Quote every entry word for word.

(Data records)

= = =

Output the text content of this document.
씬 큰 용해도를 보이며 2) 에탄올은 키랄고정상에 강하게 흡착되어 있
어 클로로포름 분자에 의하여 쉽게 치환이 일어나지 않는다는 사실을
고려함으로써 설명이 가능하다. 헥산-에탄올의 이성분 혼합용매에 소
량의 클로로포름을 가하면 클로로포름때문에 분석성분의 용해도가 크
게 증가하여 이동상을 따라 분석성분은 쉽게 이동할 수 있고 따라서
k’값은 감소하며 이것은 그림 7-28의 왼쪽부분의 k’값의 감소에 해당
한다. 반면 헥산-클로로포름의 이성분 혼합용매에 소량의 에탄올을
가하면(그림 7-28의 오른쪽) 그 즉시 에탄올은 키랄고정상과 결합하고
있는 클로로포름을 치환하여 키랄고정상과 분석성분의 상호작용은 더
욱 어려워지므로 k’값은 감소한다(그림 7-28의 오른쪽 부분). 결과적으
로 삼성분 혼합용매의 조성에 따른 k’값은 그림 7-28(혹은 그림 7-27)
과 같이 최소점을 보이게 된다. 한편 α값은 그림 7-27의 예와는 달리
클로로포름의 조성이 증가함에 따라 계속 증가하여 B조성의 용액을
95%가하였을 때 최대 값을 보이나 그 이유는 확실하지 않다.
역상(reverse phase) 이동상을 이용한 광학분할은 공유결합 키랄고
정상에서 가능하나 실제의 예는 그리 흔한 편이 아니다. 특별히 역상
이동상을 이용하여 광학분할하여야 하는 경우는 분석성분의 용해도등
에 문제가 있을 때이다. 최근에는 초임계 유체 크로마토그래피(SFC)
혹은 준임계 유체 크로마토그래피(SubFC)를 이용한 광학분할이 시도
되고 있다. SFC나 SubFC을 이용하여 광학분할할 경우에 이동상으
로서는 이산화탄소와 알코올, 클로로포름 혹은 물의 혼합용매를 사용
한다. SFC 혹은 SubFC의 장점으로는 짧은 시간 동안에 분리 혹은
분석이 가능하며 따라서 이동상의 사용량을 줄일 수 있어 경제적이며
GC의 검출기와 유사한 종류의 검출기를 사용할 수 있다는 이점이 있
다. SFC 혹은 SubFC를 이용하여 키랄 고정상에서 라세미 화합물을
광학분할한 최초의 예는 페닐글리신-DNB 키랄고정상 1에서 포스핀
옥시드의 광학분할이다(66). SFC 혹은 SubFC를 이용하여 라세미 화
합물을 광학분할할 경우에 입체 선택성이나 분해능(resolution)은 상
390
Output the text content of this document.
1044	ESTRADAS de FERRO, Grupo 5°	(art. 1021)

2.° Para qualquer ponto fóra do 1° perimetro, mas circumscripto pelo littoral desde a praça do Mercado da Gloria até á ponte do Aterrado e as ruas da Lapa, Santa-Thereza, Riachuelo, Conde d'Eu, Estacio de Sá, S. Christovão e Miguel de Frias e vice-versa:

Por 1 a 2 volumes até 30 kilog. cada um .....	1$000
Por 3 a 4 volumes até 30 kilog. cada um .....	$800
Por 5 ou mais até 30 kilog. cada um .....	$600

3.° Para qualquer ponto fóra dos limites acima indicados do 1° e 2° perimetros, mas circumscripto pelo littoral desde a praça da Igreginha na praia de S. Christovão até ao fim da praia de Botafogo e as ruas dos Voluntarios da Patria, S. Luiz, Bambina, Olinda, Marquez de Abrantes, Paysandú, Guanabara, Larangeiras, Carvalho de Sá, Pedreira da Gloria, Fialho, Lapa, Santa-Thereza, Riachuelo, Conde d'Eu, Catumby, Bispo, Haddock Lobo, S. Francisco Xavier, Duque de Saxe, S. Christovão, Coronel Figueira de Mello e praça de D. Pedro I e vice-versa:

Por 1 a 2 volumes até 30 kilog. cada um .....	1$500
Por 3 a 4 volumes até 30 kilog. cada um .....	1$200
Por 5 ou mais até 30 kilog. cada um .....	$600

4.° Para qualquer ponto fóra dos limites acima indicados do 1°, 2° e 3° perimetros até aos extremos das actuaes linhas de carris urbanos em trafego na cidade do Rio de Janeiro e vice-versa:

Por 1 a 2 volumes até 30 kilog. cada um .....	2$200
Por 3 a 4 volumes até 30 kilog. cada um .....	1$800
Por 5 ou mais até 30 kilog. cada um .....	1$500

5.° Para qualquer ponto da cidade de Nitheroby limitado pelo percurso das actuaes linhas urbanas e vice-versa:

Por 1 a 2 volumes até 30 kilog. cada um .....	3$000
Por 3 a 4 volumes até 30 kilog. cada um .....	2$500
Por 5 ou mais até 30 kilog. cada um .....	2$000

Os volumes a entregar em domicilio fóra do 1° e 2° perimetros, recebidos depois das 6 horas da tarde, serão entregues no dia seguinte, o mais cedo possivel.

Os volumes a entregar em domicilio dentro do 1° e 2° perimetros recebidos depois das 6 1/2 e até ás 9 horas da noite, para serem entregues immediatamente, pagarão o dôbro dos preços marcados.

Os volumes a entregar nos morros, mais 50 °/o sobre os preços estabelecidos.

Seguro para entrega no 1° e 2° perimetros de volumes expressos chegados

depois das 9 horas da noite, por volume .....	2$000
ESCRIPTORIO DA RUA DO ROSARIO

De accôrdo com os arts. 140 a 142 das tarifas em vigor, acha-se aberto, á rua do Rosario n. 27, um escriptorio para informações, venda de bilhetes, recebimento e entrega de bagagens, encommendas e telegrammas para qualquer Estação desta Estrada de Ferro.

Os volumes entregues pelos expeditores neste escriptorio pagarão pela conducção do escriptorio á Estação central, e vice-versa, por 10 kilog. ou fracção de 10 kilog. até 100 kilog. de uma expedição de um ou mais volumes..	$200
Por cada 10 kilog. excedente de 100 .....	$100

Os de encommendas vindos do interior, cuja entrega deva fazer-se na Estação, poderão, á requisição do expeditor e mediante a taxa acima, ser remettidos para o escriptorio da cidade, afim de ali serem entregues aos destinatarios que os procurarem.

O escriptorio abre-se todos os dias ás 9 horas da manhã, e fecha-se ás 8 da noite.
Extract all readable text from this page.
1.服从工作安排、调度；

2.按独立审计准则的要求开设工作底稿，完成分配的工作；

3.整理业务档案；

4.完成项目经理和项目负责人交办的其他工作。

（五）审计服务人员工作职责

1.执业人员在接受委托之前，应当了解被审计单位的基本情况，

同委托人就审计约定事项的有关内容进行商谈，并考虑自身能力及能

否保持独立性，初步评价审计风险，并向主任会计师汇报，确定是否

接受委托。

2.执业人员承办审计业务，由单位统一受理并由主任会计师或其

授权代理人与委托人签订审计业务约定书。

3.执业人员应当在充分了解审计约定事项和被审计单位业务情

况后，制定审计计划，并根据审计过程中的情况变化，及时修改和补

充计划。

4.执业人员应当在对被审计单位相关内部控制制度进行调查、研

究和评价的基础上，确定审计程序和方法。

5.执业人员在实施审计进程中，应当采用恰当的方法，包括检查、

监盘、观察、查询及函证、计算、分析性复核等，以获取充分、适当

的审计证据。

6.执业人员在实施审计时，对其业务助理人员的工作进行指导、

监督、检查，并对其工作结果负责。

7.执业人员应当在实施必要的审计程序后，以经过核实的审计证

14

= = =

* SOLUTION TO THIS TASK *
Output the text content of this document.
씬 큰 용해도를 보이며 2) 에탄올은 키랄고정상에 강하게 흡착되어 있
어 클로로포름 분자에 의하여 쉽게 치환이 일어나지 않는다는 사실을
고려함으로써 설명이 가능하다. 헥산-에탄올의 이성분 혼합용매에 소
량의 클로로포름을 가하면 클로로포름때문에 분석성분의 용해도가 크
게 증가하여 이동상을 따라 분석성분은 쉽게 이동할 수 있고 따라서
k’값은 감소하며 이것은 그림 7-28의 왼쪽부분의 k’값의 감소에 해당
한다. 반면 헥산-클로로포름의 이성분 혼합용매에 소량의 에탄올을
가하면(그림 7-28의 오른쪽) 그 즉시 에탄올은 키랄고정상과 결합하고
있는 클로로포름을 치환하여 키랄고정상과 분석성분의 상호작용은 더
욱 어려워지므로 k’값은 감소한다(그림 7-28의 오른쪽 부분). 결과적으
로 삼성분 혼합용매의 조성에 따른 k’값은 그림 7-28(혹은 그림 7-27)
과 같이 최소점을 보이게 된다. 한편 α값은 그림 7-27의 예와는 달리
클로로포름의 조성이 증가함에 따라 계속 증가하여 B조성의 용액을
95%가하였을 때 최대 값을 보이나 그 이유는 확실하지 않다.
역상(reverse phase) 이동상을 이용한 광학분할은 공유결합 키랄고
정상에서 가능하나 실제의 예는 그리 흔한 편이 아니다. 특별히 역상
이동상을 이용하여 광학분할하여야 하는 경우는 분석성분의 용해도등
에 문제가 있을 때이다. 최근에는 초임계 유체 크로마토그래피(SFC)
혹은 준임계 유체 크로마토그래피(SubFC)를 이용한 광학분할이 시도
되고 있다. SFC나 SubFC을 이용하여 광학분할할 경우에 이동상으
로서는 이산화탄소와 알코올, 클로로포름 혹은 물의 혼합용매를 사용
한다. SFC 혹은 SubFC의 장점으로는 짧은 시간 동안에 분리 혹은
분석이 가능하며 따라서 이동상의 사용량을 줄일 수 있어 경제적이며
GC의 검출기와 유사한 종류의 검출기를 사용할 수 있다는 이점이 있
다. SFC 혹은 SubFC를 이용하여 키랄 고정상에서 라세미 화합물을
광학분할한 최초의 예는 페닐글리신-DNB 키랄고정상 1에서 포스핀
옥시드의 광학분할이다(66). SFC 혹은 SubFC를 이용하여 라세미 화
합물을 광학분할할 경우에 입체 선택성이나 분해능(resolution)은 상
390
Output the text content of this document.
1044	ESTRADAS de FERRO, Grupo 5°	(art. 1021)

2.° Para qualquer ponto fóra do 1° perimetro, mas circumscripto pelo littoral desde a praça do Mercado da Gloria até á ponte do Aterrado e as ruas da Lapa, Santa-Thereza, Riachuelo, Conde d'Eu, Estacio de Sá, S. Christovão e Miguel de Frias e vice-versa:

Por 1 a 2 volumes até 30 kilog. cada um .....	1$000
Por 3 a 4 volumes até 30 kilog. cada um .....	$800
Por 5 ou mais até 30 kilog. cada um .....	$600

3.° Para qualquer ponto fóra dos limites acima indicados do 1° e 2° perimetros, mas circumscripto pelo littoral desde a praça da Igreginha na praia de S. Christovão até ao fim da praia de Botafogo e as ruas dos Voluntarios da Patria, S. Luiz, Bambina, Olinda, Marquez de Abrantes, Paysandú, Guanabara, Larangeiras, Carvalho de Sá, Pedreira da Gloria, Fialho, Lapa, Santa-Thereza, Riachuelo, Conde d'Eu, Catumby, Bispo, Haddock Lobo, S. Francisco Xavier, Duque de Saxe, S. Christovão, Coronel Figueira de Mello e praça de D. Pedro I e vice-versa:

Por 1 a 2 volumes até 30 kilog. cada um .....	1$500
Por 3 a 4 volumes até 30 kilog. cada um .....	1$200
Por 5 ou mais até 30 kilog. cada um .....	$600

4.° Para qualquer ponto fóra dos limites acima indicados do 1°, 2° e 3° perimetros até aos extremos das actuaes linhas de carris urbanos em trafego na cidade do Rio de Janeiro e vice-versa:

Por 1 a 2 volumes até 30 kilog. cada um .....	2$200
Por 3 a 4 volumes até 30 kilog. cada um .....	1$800
Por 5 ou mais até 30 kilog. cada um .....	1$500

5.° Para qualquer ponto da cidade de Nitheroby limitado pelo percurso das actuaes linhas urbanas e vice-versa:

Por 1 a 2 volumes até 30 kilog. cada um .....	3$000
Por 3 a 4 volumes até 30 kilog. cada um .....	2$500
Por 5 ou mais até 30 kilog. cada um .....	2$000

Os volumes a entregar em domicilio fóra do 1° e 2° perimetros, recebidos depois das 6 horas da tarde, serão entregues no dia seguinte, o mais cedo possivel.

Os volumes a entregar em domicilio dentro do 1° e 2° perimetros recebidos depois das 6 1/2 e até ás 9 horas da noite, para serem entregues immediatamente, pagarão o dôbro dos preços marcados.

Os volumes a entregar nos morros, mais 50 °/o sobre os preços estabelecidos.

Seguro para entrega no 1° e 2° perimetros de volumes expressos chegados

depois das 9 horas da noite, por volume .....	2$000
ESCRIPTORIO DA RUA DO ROSARIO

De accôrdo com os arts. 140 a 142 das tarifas em vigor, acha-se aberto, á rua do Rosario n. 27, um escriptorio para informações, venda de bilhetes, recebimento e entrega de bagagens, encommendas e telegrammas para qualquer Estação desta Estrada de Ferro.

Os volumes entregues pelos expeditores neste escriptorio pagarão pela conducção do escriptorio á Estação central, e vice-versa, por 10 kilog. ou fracção de 10 kilog. até 100 kilog. de uma expedição de um ou mais volumes..	$200
Por cada 10 kilog. excedente de 100 .....	$100

Os de encommendas vindos do interior, cuja entrega deva fazer-se na Estação, poderão, á requisição do expeditor e mediante a taxa acima, ser remettidos para o escriptorio da cidade, afim de ali serem entregues aos destinatarios que os procurarem.

O escriptorio abre-se todos os dias ás 9 horas da manhã, e fecha-se ás 8 da noite.
Extract all readable text from this page.
1.服从工作安排、调度；

2.按独立审计准则的要求开设工作底稿，完成分配的工作；

3.整理业务档案；

4.完成项目经理和项目负责人交办的其他工作。

（五）审计服务人员工作职责

1.执业人员在接受委托之前，应当了解被审计单位的基本情况，

同委托人就审计约定事项的有关内容进行商谈，并考虑自身能力及能

否保持独立性，初步评价审计风险，并向主任会计师汇报，确定是否

接受委托。

2.执业人员承办审计业务，由单位统一受理并由主任会计师或其

授权代理人与委托人签订审计业务约定书。

3.执业人员应当在充分了解审计约定事项和被审计单位业务情

况后，制定审计计划，并根据审计过程中的情况变化，及时修改和补

充计划。

4.执业人员应当在对被审计单位相关内部控制制度进行调查、研

究和评价的基础上，确定审计程序和方法。

5.执业人员在实施审计进程中，应当采用恰当的方法，包括检查、

监盘、观察、查询及函证、计算、分析性复核等，以获取充分、适当

的审计证据。

6.执业人员在实施审计时，对其业务助理人员的工作进行指导、

监督、检查，并对其工作结果负责。

7.执业人员应当在实施必要的审计程序后，以经过核实的审计证

14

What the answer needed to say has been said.